(Element and coordinate records)
## start

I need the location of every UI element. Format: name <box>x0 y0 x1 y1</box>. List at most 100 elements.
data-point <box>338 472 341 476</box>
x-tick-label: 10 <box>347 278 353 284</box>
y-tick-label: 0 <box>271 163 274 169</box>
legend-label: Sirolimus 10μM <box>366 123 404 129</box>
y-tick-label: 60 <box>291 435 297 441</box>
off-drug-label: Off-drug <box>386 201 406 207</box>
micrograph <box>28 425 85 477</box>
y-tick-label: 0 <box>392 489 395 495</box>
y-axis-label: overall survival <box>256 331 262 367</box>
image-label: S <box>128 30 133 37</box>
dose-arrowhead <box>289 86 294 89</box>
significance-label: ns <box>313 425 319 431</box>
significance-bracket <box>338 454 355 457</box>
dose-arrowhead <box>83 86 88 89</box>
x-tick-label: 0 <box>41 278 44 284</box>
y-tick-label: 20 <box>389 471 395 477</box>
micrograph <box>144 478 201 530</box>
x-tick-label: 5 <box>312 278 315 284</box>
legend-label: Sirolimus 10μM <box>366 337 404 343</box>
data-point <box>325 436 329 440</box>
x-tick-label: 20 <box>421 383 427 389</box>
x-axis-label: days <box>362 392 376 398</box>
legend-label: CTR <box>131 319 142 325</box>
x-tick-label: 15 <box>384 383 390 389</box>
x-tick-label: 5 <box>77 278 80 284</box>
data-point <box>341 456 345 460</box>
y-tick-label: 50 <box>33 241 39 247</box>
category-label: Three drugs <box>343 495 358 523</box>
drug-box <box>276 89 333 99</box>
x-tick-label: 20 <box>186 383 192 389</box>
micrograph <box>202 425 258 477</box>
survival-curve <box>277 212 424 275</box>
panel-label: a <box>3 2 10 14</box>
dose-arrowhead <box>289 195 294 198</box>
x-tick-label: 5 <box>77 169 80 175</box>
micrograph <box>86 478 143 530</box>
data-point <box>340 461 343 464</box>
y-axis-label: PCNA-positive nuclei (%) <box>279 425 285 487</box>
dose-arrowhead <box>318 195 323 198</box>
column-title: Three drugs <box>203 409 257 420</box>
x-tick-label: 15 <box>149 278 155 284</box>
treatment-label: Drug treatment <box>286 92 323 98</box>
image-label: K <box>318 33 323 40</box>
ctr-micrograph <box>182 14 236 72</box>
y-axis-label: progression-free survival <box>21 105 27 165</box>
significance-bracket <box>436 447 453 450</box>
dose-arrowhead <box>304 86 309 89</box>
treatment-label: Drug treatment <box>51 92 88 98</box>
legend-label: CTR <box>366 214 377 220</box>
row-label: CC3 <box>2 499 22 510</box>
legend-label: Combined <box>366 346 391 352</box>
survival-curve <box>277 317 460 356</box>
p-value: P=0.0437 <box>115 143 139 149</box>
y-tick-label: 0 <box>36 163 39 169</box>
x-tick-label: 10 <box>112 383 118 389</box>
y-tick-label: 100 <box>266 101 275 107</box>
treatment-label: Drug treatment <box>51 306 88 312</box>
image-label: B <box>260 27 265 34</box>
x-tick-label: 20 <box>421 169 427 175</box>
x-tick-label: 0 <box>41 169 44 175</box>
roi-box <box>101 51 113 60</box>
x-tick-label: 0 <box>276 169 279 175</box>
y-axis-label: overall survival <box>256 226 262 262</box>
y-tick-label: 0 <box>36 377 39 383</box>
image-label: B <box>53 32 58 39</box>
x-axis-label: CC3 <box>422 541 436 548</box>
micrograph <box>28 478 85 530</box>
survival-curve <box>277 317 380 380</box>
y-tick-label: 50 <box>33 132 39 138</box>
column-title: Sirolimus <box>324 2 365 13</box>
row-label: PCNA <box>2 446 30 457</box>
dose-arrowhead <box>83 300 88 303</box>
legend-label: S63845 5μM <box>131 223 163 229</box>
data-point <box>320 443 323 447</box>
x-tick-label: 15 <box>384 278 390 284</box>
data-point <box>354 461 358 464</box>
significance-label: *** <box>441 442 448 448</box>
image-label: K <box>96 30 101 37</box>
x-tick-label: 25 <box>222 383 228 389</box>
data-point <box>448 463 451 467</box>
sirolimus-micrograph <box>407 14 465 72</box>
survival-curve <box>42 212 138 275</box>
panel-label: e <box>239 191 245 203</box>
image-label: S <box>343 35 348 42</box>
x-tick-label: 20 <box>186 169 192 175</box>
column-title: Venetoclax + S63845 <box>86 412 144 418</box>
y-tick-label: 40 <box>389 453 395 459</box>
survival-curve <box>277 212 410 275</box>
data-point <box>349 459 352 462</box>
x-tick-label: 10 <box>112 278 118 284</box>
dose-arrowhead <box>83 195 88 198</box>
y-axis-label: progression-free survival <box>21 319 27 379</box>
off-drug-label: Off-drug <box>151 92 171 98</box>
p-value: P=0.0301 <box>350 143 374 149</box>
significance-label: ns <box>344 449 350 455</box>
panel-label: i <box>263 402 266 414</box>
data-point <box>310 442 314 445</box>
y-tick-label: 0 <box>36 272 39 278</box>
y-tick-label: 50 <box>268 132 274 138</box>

## end

Task to complete:
Format the part of the data that opens with its first line and closes with the line containing "y-tick-label: 60 <box>291 435 297 441</box>" as a JSON list of strings, one string per line, skipping blank lines.

Response below:
[
  "I need the location of every UI element. Format: name <box>x0 y0 x1 y1</box>. List at most 100 elements.",
  "data-point <box>338 472 341 476</box>",
  "x-tick-label: 10 <box>347 278 353 284</box>",
  "y-tick-label: 0 <box>271 163 274 169</box>",
  "legend-label: Sirolimus 10μM <box>366 123 404 129</box>",
  "y-tick-label: 60 <box>291 435 297 441</box>"
]